▸ **Objective**
Reproduce the entries word for word, and omit any picture you find in them.

— begin Task inputs —

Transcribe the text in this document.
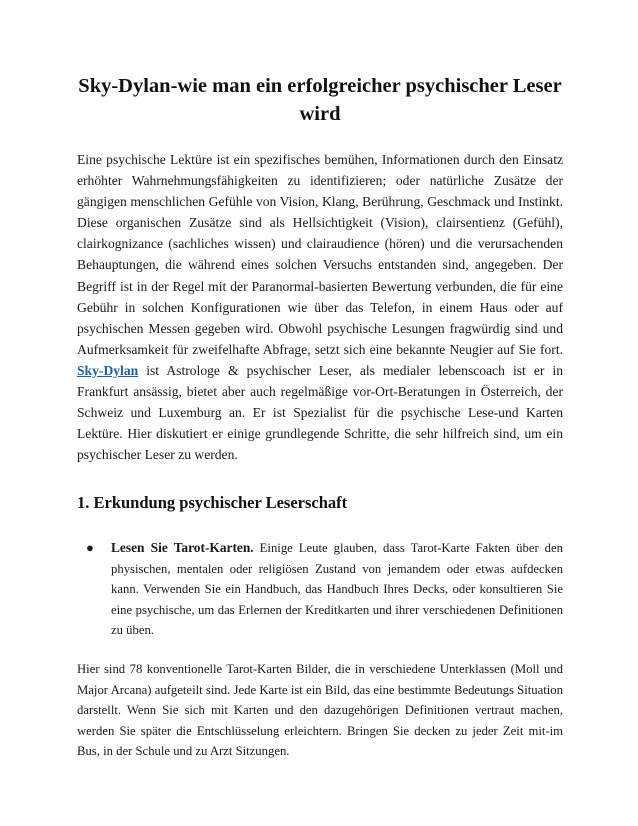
Sky-Dylan-wie man ein erfolgreicher psychischer Leser wird

Eine psychische Lektüre ist ein spezifisches bemühen, Informationen durch den Einsatz erhöhter Wahrnehmungsfähigkeiten zu identifizieren; oder natürliche Zusätze der gängigen menschlichen Gefühle von Vision, Klang, Berührung, Geschmack und Instinkt. Diese organischen Zusätze sind als Hellsichtigkeit (Vision), clairsentienz (Gefühl), clairkognizance (sachliches wissen) und clairaudience (hören) und die verursachenden Behauptungen, die während eines solchen Versuchs entstanden sind, angegeben. Der Begriff ist in der Regel mit der Paranormal-basierten Bewertung verbunden, die für eine Gebühr in solchen Konfigurationen wie über das Telefon, in einem Haus oder auf psychischen Messen gegeben wird. Obwohl psychische Lesungen fragwürdig sind und Aufmerksamkeit für zweifelhafte Abfrage, setzt sich eine bekannte Neugier auf Sie fort. Sky-Dylan ist Astrologe & psychischer Leser, als medialer lebenscoach ist er in Frankfurt ansässig, bietet aber auch regelmäßige vor-Ort-Beratungen in Österreich, der Schweiz und Luxemburg an. Er ist Spezialist für die psychische Lese-und Karten Lektüre. Hier diskutiert er einige grundlegende Schritte, die sehr hilfreich sind, um ein psychischer Leser zu werden.

1. Erkundung psychischer Leserschaft
● Lesen Sie Tarot-Karten. Einige Leute glauben, dass Tarot-Karte Fakten über den physischen, mentalen oder religiösen Zustand von jemandem oder etwas aufdecken kann. Verwenden Sie ein Handbuch, das Handbuch Ihres Decks, oder konsultieren Sie eine psychische, um das Erlernen der Kreditkarten und ihrer verschiedenen Definitionen zu üben.

Hier sind 78 konventionelle Tarot-Karten Bilder, die in verschiedene Unterklassen (Moll und Major Arcana) aufgeteilt sind. Jede Karte ist ein Bild, das eine bestimmte Bedeutungs Situation darstellt. Wenn Sie sich mit Karten und den dazugehörigen Definitionen vertraut machen, werden Sie später die Entschlüsselung erleichtern. Bringen Sie decken zu jeder Zeit mit-im Bus, in der Schule und zu Arzt Sitzungen.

— end Task inputs —

▸ **Task output**
Transcribe the text in this document.
Sky-Dylan-wie man ein erfolgreicher psychischer Leser wird

Eine psychische Lektüre ist ein spezifisches bemühen, Informationen durch den Einsatz erhöhter Wahrnehmungsfähigkeiten zu identifizieren; oder natürliche Zusätze der gängigen menschlichen Gefühle von Vision, Klang, Berührung, Geschmack und Instinkt. Diese organischen Zusätze sind als Hellsichtigkeit (Vision), clairsentienz (Gefühl), clairkognizance (sachliches wissen) und clairaudience (hören) und die verursachenden Behauptungen, die während eines solchen Versuchs entstanden sind, angegeben. Der Begriff ist in der Regel mit der Paranormal-basierten Bewertung verbunden, die für eine Gebühr in solchen Konfigurationen wie über das Telefon, in einem Haus oder auf psychischen Messen gegeben wird. Obwohl psychische Lesungen fragwürdig sind und Aufmerksamkeit für zweifelhafte Abfrage, setzt sich eine bekannte Neugier auf Sie fort. Sky-Dylan ist Astrologe & psychischer Leser, als medialer lebenscoach ist er in Frankfurt ansässig, bietet aber auch regelmäßige vor-Ort-Beratungen in Österreich, der Schweiz und Luxemburg an. Er ist Spezialist für die psychische Lese-und Karten Lektüre. Hier diskutiert er einige grundlegende Schritte, die sehr hilfreich sind, um ein psychischer Leser zu werden.

1. Erkundung psychischer Leserschaft
● Lesen Sie Tarot-Karten. Einige Leute glauben, dass Tarot-Karte Fakten über den physischen, mentalen oder religiösen Zustand von jemandem oder etwas aufdecken kann. Verwenden Sie ein Handbuch, das Handbuch Ihres Decks, oder konsultieren Sie eine psychische, um das Erlernen der Kreditkarten und ihrer verschiedenen Definitionen zu üben.

Hier sind 78 konventionelle Tarot-Karten Bilder, die in verschiedene Unterklassen (Moll und Major Arcana) aufgeteilt sind. Jede Karte ist ein Bild, das eine bestimmte Bedeutungs Situation darstellt. Wenn Sie sich mit Karten und den dazugehörigen Definitionen vertraut machen, werden Sie später die Entschlüsselung erleichtern. Bringen Sie decken zu jeder Zeit mit-im Bus, in der Schule und zu Arzt Sitzungen.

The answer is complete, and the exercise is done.